:: PROBLEM REQUIREMENTS ::
Reproduce all of the records below, replacing each "Civil War" with "War Between the States" and keeping everything else as it is. Leave the pictures out.

:: PROVIDED INFORMATION ::
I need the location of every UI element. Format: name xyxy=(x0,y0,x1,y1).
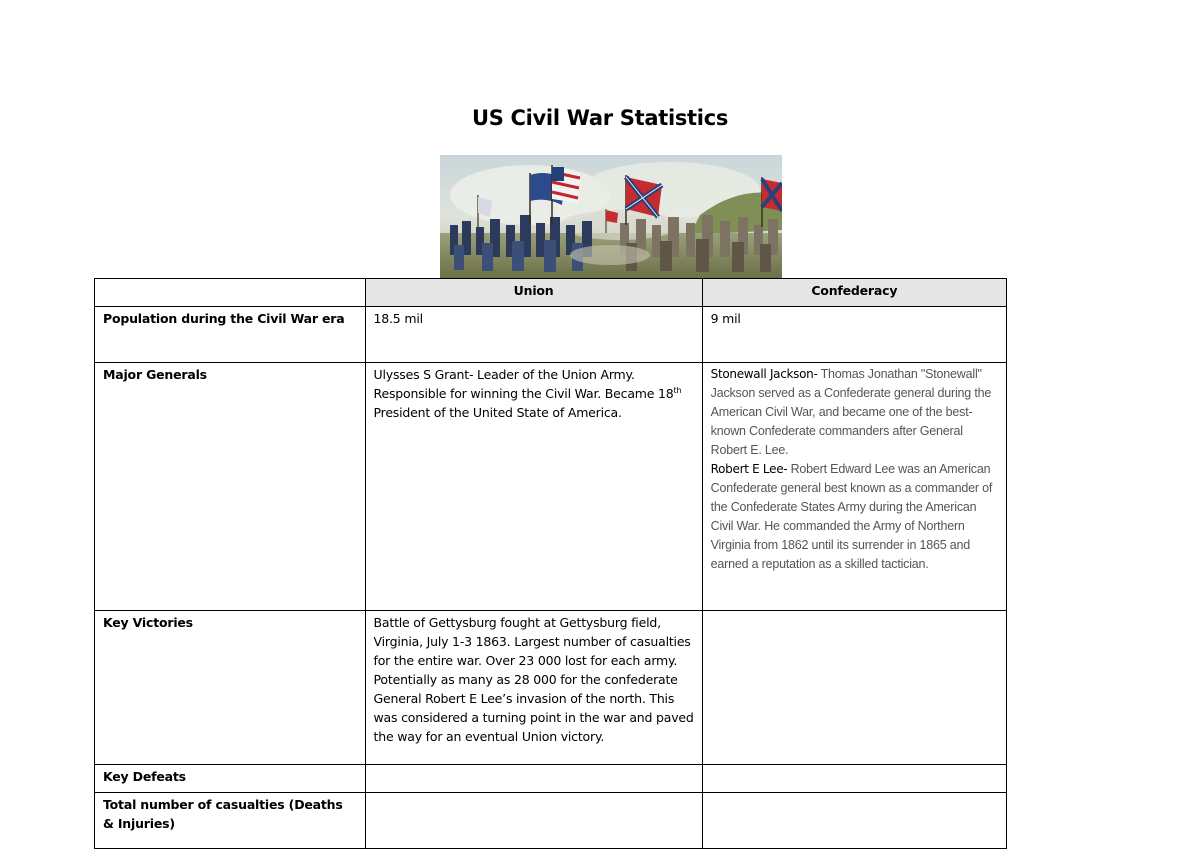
cell-confederacy-generals xyxy=(702,363,1006,611)
cell-union-generals xyxy=(365,363,702,611)
ordinal-suffix: th xyxy=(673,385,682,395)
row-label-defeats: Key Defeats xyxy=(95,765,366,793)
general-bio-lee: Robert Edward Lee was an American Confederate general best known as a commander of the Confederate States Army during the American Civil War. He commanded the Army of Northern Virginia from 1862 until its surrender in 1865 and earned a reputation as a skilled tactician. xyxy=(710,462,993,571)
row-defeats xyxy=(95,765,1007,793)
cell-confederacy-casualties xyxy=(702,793,1006,849)
row-generals xyxy=(95,363,1007,611)
general-name-jackson: Stonewall Jackson- xyxy=(710,367,818,381)
row-label-casualties: Total number of casualties (Deaths & Injuries) xyxy=(95,793,366,849)
row-population xyxy=(95,307,1007,363)
row-victories xyxy=(95,611,1007,765)
row-casualties xyxy=(95,793,1007,849)
cell-union-victories: Battle of Gettysburg fought at Gettysburg field, Virginia, July 1-3 1863. Largest number of casualties for the entire war. Over 23 000 lost for each army. Potentially as many as 28 000 for the confederate General Robert E Lee’s invasion of the north. This was considered a turning point in the war and paved the way for an eventual Union victory. xyxy=(365,611,702,765)
page-title: US Civil War Statistics xyxy=(471,106,729,130)
header-blank-cell xyxy=(95,279,366,307)
union-generals-text: Ulysses S Grant- Leader of the Union Army. Responsible for winning the Civil War. Became 18 xyxy=(373,367,674,401)
battle-painting-image xyxy=(440,155,782,278)
cell-confederacy-population: 9 mil xyxy=(702,307,1006,363)
general-bio-jackson: Thomas Jonathan "Stonewall" Jackson served as a Confederate general during the American Civil War, and became one of the best-known Confederate commanders after General Robert E. Lee. xyxy=(710,367,992,457)
header-confederacy: Confederacy xyxy=(702,279,1006,307)
row-label-population: Population during the Civil War era xyxy=(95,307,366,363)
table-header-row xyxy=(95,279,1007,307)
cell-union-casualties xyxy=(365,793,702,849)
union-generals-text-end: President of the United State of America. xyxy=(373,405,622,420)
header-union: Union xyxy=(365,279,702,307)
cell-confederacy-victories xyxy=(702,611,1006,765)
statistics-table xyxy=(94,278,1007,849)
cell-confederacy-defeats xyxy=(702,765,1006,793)
general-name-lee: Robert E Lee- xyxy=(710,462,788,476)
cell-union-defeats xyxy=(365,765,702,793)
row-label-generals: Major Generals xyxy=(95,363,366,611)
cell-union-population: 18.5 mil xyxy=(365,307,702,363)
row-label-victories: Key Victories xyxy=(95,611,366,765)
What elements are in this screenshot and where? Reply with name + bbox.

:: EXERCISE ANSWER ::
I need the location of every UI element. Format: name xyxy=(x0,y0,x1,y1).
cell-confederacy-generals xyxy=(702,363,1006,611)
cell-union-generals xyxy=(365,363,702,611)
ordinal-suffix: th xyxy=(673,385,682,395)
row-label-defeats: Key Defeats xyxy=(95,765,366,793)
general-bio-lee: Robert Edward Lee was an American Confederate general best known as a commander of the Confederate States Army during the American War Between the States. He commanded the Army of Northern Virginia from 1862 until its surrender in 1865 and earned a reputation as a skilled tactician. xyxy=(710,462,993,571)
row-defeats xyxy=(95,765,1007,793)
cell-confederacy-casualties xyxy=(702,793,1006,849)
row-generals xyxy=(95,363,1007,611)
general-name-jackson: Stonewall Jackson- xyxy=(710,367,818,381)
row-label-casualties: Total number of casualties (Deaths & Injuries) xyxy=(95,793,366,849)
row-population xyxy=(95,307,1007,363)
row-victories xyxy=(95,611,1007,765)
row-casualties xyxy=(95,793,1007,849)
cell-union-victories: Battle of Gettysburg fought at Gettysburg field, Virginia, July 1-3 1863. Largest number of casualties for the entire war. Over 23 000 lost for each army. Potentially as many as 28 000 for the confederate General Robert E Lee’s invasion of the north. This was considered a turning point in the war and paved the way for an eventual Union victory. xyxy=(365,611,702,765)
page-title: US War Between the States Statistics xyxy=(471,106,729,130)
header-blank-cell xyxy=(95,279,366,307)
union-generals-text: Ulysses S Grant- Leader of the Union Army. Responsible for winning the War Between the States. Became 18 xyxy=(373,367,674,401)
battle-painting-image xyxy=(440,155,782,278)
cell-confederacy-population: 9 mil xyxy=(702,307,1006,363)
general-bio-jackson: Thomas Jonathan "Stonewall" Jackson served as a Confederate general during the American War Between the States, and became one of the best-known Confederate commanders after General Robert E. Lee. xyxy=(710,367,992,457)
header-confederacy: Confederacy xyxy=(702,279,1006,307)
row-label-population: Population during the War Between the States era xyxy=(95,307,366,363)
table-header-row xyxy=(95,279,1007,307)
cell-union-casualties xyxy=(365,793,702,849)
union-generals-text-end: President of the United State of America. xyxy=(373,405,622,420)
header-union: Union xyxy=(365,279,702,307)
cell-confederacy-victories xyxy=(702,611,1006,765)
statistics-table xyxy=(94,278,1007,849)
cell-confederacy-defeats xyxy=(702,765,1006,793)
general-name-lee: Robert E Lee- xyxy=(710,462,788,476)
cell-union-defeats xyxy=(365,765,702,793)
row-label-generals: Major Generals xyxy=(95,363,366,611)
cell-union-population: 18.5 mil xyxy=(365,307,702,363)
row-label-victories: Key Victories xyxy=(95,611,366,765)
What elements are in this screenshot and where? Reply with name + bbox.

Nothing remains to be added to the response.